* WHAT IS EXPECTED: Filter the records below for the word "Frame". Copy each line that holds it.

** start of GIVEN DATA **

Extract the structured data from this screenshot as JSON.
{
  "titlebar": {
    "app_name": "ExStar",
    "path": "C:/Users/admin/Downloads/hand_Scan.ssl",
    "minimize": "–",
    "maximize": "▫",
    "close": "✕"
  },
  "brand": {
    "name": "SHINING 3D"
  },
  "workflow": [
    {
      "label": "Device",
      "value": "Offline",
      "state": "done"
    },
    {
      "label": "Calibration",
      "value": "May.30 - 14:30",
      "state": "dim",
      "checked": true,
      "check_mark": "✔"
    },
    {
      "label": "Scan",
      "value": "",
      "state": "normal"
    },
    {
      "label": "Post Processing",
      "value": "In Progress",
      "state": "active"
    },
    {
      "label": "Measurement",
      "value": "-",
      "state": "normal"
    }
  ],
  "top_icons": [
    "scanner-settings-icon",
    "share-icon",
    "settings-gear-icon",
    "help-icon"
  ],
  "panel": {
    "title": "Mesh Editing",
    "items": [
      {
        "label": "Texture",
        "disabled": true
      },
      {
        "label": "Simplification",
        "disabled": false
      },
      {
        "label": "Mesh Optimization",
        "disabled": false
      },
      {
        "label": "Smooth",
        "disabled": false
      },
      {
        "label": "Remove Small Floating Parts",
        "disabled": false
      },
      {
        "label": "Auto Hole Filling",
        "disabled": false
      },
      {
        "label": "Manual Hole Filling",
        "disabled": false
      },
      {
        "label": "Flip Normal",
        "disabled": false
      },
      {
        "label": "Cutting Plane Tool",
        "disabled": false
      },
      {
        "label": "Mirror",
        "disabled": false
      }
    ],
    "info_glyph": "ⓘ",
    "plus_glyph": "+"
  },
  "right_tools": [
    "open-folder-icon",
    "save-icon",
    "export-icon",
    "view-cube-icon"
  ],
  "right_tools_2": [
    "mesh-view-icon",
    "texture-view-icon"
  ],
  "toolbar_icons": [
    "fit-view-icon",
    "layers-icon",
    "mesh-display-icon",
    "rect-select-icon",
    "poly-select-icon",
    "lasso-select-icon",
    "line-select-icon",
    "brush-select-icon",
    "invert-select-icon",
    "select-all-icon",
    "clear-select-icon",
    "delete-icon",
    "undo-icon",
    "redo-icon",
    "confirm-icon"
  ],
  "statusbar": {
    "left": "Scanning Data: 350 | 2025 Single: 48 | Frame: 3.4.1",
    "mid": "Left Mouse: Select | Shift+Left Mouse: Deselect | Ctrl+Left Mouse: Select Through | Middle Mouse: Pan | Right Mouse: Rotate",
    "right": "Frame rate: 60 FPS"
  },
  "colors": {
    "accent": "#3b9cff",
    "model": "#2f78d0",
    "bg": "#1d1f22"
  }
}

** end of GIVEN DATA **

* TASK RESULT:
    "left": "Scanning Data: 350 | 2025 Single: 48 | Frame: 3.4.1",
    "right": "Frame rate: 60 FPS"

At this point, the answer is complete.